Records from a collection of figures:

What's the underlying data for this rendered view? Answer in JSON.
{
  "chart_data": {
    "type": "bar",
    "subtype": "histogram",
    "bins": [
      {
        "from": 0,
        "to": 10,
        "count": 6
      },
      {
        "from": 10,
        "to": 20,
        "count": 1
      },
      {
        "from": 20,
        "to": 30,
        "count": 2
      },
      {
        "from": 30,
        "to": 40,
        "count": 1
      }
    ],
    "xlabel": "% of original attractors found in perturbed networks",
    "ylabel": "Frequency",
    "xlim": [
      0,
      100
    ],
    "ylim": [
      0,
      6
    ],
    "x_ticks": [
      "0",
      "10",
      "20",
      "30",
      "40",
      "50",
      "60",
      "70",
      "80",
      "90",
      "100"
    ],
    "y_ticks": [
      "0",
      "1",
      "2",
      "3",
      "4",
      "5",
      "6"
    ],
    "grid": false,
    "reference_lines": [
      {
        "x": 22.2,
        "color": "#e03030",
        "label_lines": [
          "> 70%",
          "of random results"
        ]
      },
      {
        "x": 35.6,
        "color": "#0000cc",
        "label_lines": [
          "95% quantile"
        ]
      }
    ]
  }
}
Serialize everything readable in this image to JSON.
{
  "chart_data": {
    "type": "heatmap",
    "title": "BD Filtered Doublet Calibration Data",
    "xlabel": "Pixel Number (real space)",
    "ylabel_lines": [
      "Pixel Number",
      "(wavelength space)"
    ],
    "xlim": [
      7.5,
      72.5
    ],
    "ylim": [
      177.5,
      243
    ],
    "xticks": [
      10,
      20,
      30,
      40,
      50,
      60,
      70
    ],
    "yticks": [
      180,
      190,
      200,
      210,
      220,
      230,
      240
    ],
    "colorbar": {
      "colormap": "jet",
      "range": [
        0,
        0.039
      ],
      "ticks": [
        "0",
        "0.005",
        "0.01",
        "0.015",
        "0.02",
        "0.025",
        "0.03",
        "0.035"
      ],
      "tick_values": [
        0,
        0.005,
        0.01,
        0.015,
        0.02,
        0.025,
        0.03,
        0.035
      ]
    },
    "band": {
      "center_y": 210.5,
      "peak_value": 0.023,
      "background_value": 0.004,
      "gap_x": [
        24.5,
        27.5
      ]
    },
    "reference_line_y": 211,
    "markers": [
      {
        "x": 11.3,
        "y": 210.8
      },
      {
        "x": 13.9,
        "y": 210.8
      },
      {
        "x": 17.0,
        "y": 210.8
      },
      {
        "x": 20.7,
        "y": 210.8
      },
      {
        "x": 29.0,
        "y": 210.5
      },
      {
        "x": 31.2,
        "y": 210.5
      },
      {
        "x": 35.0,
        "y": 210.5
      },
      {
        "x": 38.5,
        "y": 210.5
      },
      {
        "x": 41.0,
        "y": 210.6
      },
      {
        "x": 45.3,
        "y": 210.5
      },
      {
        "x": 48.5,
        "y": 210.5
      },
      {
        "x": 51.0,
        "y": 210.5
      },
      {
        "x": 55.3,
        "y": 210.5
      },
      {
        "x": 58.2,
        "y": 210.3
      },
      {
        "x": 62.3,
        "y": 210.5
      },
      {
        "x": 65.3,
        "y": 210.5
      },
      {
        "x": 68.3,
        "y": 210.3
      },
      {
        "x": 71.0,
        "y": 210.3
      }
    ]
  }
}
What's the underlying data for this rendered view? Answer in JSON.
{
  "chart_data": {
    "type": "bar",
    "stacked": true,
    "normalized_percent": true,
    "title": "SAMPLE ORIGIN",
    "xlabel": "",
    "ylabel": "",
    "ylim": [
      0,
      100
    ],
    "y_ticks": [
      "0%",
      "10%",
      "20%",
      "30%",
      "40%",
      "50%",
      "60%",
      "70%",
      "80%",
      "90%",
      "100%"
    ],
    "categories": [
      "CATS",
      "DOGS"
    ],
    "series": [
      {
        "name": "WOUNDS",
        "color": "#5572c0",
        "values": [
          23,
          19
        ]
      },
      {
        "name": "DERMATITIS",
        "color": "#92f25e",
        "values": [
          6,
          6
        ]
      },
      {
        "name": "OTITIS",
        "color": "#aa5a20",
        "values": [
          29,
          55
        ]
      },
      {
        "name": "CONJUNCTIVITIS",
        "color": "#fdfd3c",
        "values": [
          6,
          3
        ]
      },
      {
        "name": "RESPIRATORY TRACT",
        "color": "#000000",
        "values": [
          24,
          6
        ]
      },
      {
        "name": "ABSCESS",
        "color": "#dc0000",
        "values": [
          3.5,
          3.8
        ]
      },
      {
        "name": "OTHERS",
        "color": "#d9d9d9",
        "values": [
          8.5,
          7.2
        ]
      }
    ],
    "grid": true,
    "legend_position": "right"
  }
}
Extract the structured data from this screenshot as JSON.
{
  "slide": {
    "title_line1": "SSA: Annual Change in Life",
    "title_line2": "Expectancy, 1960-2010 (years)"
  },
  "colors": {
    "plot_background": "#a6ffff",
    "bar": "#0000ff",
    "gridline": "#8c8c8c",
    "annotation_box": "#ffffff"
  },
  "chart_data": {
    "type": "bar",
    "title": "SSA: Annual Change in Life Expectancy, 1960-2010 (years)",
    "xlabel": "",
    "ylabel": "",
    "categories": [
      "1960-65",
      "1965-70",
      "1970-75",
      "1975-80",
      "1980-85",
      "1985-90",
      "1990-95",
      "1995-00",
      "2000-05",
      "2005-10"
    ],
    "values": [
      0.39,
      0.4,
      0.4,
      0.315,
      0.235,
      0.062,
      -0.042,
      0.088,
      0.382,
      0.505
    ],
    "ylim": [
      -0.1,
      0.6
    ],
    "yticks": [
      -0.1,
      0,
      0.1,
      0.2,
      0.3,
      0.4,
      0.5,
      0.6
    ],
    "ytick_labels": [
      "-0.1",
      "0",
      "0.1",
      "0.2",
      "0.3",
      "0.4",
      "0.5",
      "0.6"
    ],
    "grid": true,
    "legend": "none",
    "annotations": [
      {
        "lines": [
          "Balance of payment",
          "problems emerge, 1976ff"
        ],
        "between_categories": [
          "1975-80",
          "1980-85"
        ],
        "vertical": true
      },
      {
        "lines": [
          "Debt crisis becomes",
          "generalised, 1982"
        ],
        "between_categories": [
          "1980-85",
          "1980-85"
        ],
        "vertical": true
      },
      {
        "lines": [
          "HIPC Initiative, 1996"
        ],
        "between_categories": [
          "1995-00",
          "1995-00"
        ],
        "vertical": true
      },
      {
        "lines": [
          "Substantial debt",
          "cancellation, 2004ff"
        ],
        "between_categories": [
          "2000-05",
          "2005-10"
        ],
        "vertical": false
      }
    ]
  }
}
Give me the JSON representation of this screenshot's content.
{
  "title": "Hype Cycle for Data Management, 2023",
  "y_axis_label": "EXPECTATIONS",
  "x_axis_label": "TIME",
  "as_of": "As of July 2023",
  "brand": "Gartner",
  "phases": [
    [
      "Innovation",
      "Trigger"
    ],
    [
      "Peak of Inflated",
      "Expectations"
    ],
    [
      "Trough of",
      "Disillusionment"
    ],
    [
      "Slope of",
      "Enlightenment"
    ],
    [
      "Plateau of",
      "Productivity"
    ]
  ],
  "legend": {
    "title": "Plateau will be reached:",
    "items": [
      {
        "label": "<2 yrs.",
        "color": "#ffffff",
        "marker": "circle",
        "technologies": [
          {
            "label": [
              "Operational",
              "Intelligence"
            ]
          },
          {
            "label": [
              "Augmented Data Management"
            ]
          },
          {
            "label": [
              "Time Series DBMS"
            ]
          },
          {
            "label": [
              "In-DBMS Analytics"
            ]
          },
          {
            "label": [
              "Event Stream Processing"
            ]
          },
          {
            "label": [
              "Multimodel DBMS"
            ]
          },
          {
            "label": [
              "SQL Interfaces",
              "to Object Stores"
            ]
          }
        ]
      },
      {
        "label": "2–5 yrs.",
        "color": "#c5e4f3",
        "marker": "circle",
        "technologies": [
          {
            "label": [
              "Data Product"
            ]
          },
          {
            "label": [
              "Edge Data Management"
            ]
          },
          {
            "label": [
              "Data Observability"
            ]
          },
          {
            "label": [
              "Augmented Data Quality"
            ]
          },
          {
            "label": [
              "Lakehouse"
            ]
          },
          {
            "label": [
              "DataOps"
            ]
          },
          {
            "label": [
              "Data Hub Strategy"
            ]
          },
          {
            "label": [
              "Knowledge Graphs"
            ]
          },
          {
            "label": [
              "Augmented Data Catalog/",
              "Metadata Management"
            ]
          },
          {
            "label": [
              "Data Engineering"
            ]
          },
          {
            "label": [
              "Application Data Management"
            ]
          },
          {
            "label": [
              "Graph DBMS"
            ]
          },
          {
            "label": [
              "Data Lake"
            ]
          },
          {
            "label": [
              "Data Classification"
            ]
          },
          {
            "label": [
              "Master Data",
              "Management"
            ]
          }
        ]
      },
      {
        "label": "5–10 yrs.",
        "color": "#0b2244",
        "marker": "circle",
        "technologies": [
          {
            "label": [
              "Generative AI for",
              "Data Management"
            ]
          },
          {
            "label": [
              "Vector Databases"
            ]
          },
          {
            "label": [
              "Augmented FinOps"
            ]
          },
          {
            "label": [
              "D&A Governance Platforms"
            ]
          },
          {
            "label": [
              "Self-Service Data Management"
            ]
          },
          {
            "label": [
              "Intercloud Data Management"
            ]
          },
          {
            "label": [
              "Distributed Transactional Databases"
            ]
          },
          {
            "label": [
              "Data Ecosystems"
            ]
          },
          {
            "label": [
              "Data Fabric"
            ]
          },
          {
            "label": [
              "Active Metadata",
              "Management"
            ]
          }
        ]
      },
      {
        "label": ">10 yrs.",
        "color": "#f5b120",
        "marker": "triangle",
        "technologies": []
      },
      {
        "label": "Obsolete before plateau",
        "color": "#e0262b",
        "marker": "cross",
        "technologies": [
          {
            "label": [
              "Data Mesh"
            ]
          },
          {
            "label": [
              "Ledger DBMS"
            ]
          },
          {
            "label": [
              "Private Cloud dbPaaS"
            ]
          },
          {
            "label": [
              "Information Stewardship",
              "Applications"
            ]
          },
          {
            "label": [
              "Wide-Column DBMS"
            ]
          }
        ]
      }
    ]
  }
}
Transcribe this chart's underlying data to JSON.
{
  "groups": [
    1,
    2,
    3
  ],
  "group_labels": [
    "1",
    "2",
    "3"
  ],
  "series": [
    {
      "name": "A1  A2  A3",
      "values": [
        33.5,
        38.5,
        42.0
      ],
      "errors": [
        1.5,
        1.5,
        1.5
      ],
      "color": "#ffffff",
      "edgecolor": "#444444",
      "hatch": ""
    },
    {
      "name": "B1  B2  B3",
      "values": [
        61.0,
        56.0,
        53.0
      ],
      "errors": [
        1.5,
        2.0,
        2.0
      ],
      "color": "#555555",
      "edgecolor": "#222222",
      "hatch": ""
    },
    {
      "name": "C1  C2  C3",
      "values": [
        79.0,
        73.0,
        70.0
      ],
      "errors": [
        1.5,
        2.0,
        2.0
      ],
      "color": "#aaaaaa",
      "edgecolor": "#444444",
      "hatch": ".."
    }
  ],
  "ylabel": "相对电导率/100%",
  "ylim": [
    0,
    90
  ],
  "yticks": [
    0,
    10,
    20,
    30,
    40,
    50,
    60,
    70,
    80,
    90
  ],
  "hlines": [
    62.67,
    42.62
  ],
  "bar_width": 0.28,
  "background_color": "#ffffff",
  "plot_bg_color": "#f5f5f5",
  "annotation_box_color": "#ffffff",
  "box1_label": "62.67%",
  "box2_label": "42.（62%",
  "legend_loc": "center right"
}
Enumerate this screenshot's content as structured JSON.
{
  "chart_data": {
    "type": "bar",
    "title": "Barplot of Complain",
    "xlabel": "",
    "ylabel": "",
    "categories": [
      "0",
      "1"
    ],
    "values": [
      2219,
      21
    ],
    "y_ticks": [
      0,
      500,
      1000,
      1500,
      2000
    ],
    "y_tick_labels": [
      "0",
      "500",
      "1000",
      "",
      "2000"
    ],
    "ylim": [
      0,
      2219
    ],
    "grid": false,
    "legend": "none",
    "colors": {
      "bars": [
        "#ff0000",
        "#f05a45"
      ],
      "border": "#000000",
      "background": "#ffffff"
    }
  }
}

▶ _Instructions for the task_
Pick out and copy the lines of the entries that hold the string "DBMS".

▶ _Solution_
              "Time Series DBMS"
              "In-DBMS Analytics"
              "Multimodel DBMS"
              "Graph DBMS"
              "Ledger DBMS"
              "Wide-Column DBMS"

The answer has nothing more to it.